>> start Provided data
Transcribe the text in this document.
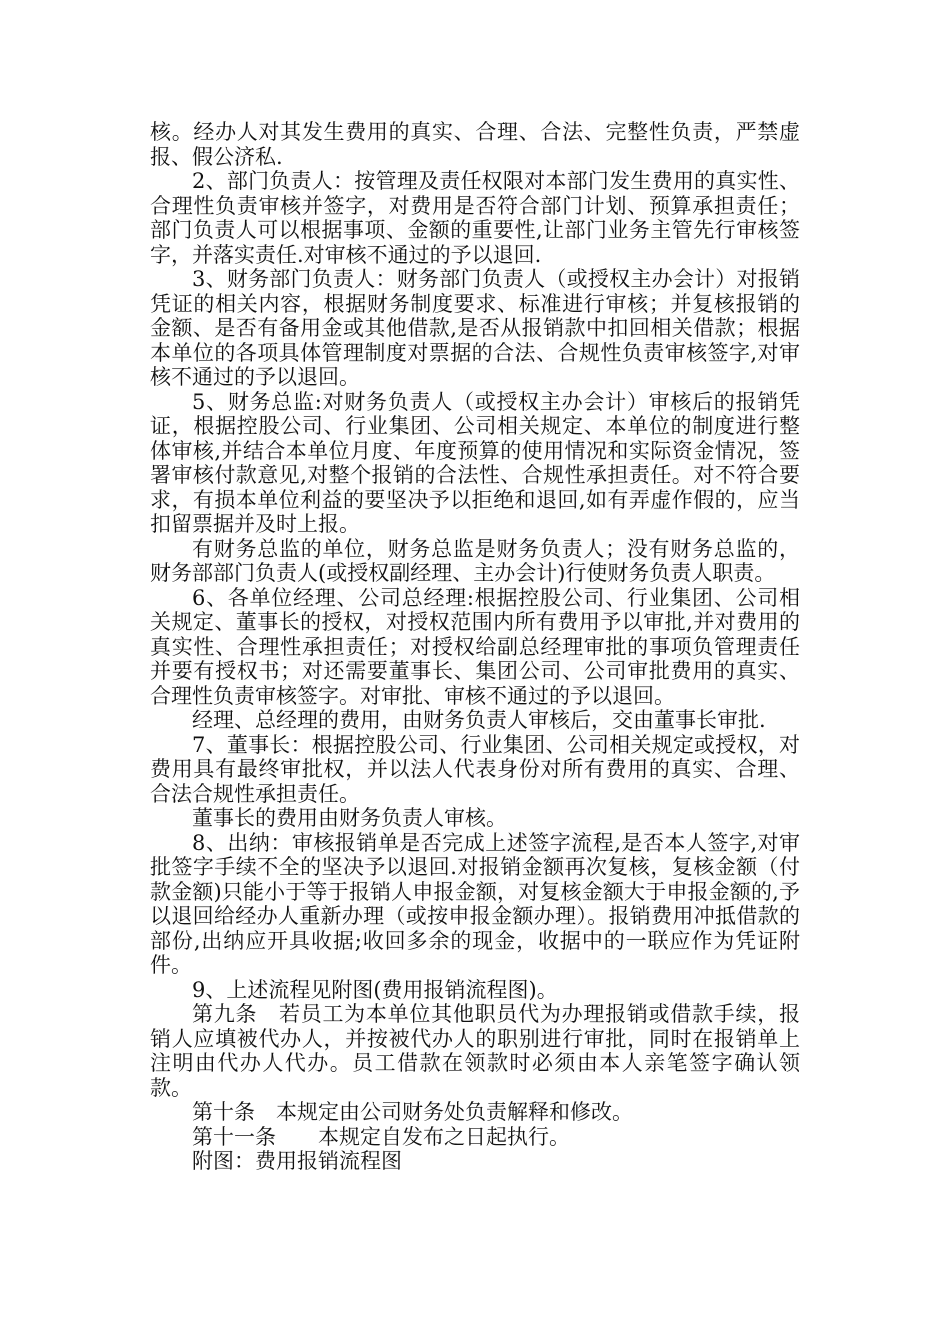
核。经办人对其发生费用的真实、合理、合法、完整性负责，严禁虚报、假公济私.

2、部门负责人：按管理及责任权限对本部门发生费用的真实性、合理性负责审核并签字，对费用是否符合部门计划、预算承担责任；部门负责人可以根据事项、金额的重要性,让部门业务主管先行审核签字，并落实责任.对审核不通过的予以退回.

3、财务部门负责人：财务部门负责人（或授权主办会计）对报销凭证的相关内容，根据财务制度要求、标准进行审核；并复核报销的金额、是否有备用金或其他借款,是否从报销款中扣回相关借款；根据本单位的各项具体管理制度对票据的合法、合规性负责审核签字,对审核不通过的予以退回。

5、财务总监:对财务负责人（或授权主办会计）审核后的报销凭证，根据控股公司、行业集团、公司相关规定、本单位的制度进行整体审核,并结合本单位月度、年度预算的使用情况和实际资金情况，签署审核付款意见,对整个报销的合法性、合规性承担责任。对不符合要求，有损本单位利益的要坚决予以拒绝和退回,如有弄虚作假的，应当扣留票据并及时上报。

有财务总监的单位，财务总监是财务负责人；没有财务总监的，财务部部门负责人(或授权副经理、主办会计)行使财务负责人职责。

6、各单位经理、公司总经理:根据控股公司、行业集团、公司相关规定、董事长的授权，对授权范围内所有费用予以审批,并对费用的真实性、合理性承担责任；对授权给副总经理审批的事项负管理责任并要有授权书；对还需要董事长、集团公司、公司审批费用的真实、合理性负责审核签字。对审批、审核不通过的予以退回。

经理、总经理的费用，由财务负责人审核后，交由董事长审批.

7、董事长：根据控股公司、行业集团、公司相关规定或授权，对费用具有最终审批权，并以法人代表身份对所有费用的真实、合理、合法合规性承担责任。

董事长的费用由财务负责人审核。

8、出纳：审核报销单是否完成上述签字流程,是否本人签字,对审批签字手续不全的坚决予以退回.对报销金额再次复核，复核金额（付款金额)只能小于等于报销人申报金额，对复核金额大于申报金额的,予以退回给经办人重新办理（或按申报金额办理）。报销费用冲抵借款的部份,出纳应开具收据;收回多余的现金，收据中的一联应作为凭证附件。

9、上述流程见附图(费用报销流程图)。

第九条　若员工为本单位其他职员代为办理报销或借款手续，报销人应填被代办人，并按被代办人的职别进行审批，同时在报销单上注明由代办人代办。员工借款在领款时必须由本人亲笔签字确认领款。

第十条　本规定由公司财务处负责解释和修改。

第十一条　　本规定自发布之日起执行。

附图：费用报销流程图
>> end Provided data
--- Aim of the exercise ---
Where does the word "或授权主办会计" appear in the listing? List each line that holds it.

--- Written solution ---
3、财务部门负责人：财务部门负责人（或授权主办会计）对报销凭证的相关内容，根据财务制度要求、标准进行审核；并复核报销的金额、是否有备用金或其他借款,是否从报销款中扣回相关借款；根据本单位的各项具体管理制度对票据的合法、合规性负责审核签字,对审核不通过的予以退回。
5、财务总监:对财务负责人（或授权主办会计）审核后的报销凭证，根据控股公司、行业集团、公司相关规定、本单位的制度进行整体审核,并结合本单位月度、年度预算的使用情况和实际资金情况，签署审核付款意见,对整个报销的合法性、合规性承担责任。对不符合要求，有损本单位利益的要坚决予以拒绝和退回,如有弄虚作假的，应当扣留票据并及时上报。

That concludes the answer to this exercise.